_INPUT DATA_
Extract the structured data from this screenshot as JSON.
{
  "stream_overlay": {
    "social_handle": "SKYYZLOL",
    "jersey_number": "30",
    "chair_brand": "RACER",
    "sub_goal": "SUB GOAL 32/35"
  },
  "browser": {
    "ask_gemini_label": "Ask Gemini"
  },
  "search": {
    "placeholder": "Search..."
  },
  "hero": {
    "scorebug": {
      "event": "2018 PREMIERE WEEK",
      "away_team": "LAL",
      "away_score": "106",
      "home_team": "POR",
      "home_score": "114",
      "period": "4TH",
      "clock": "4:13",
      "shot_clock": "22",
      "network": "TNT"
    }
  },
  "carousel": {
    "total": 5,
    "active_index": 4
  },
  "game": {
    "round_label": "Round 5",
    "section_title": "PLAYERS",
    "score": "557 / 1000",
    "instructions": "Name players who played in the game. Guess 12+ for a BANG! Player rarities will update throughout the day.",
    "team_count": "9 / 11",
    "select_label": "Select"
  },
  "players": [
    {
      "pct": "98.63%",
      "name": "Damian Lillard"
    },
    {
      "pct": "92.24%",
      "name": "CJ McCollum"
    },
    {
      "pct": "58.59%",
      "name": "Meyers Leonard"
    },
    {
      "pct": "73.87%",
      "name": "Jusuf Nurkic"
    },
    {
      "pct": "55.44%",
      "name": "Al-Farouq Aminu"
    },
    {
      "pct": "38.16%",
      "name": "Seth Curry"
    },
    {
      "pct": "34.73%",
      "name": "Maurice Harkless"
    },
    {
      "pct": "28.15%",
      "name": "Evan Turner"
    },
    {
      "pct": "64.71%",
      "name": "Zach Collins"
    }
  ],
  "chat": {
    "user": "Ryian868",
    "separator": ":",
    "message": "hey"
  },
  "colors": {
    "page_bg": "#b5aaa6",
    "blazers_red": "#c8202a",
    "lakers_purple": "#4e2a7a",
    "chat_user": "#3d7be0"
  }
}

_TASK DESCRIPTION_
Take the lines above and retype all of them exactly.

_FINISHED TASK_
Extract the structured data from this screenshot as JSON.
{
  "stream_overlay": {
    "social_handle": "SKYYZLOL",
    "jersey_number": "30",
    "chair_brand": "RACER",
    "sub_goal": "SUB GOAL 32/35"
  },
  "browser": {
    "ask_gemini_label": "Ask Gemini"
  },
  "search": {
    "placeholder": "Search..."
  },
  "hero": {
    "scorebug": {
      "event": "2018 PREMIERE WEEK",
      "away_team": "LAL",
      "away_score": "106",
      "home_team": "POR",
      "home_score": "114",
      "period": "4TH",
      "clock": "4:13",
      "shot_clock": "22",
      "network": "TNT"
    }
  },
  "carousel": {
    "total": 5,
    "active_index": 4
  },
  "game": {
    "round_label": "Round 5",
    "section_title": "PLAYERS",
    "score": "557 / 1000",
    "instructions": "Name players who played in the game. Guess 12+ for a BANG! Player rarities will update throughout the day.",
    "team_count": "9 / 11",
    "select_label": "Select"
  },
  "players": [
    {
      "pct": "98.63%",
      "name": "Damian Lillard"
    },
    {
      "pct": "92.24%",
      "name": "CJ McCollum"
    },
    {
      "pct": "58.59%",
      "name": "Meyers Leonard"
    },
    {
      "pct": "73.87%",
      "name": "Jusuf Nurkic"
    },
    {
      "pct": "55.44%",
      "name": "Al-Farouq Aminu"
    },
    {
      "pct": "38.16%",
      "name": "Seth Curry"
    },
    {
      "pct": "34.73%",
      "name": "Maurice Harkless"
    },
    {
      "pct": "28.15%",
      "name": "Evan Turner"
    },
    {
      "pct": "64.71%",
      "name": "Zach Collins"
    }
  ],
  "chat": {
    "user": "Ryian868",
    "separator": ":",
    "message": "hey"
  },
  "colors": {
    "page_bg": "#b5aaa6",
    "blazers_red": "#c8202a",
    "lakers_purple": "#4e2a7a",
    "chat_user": "#3d7be0"
  }
}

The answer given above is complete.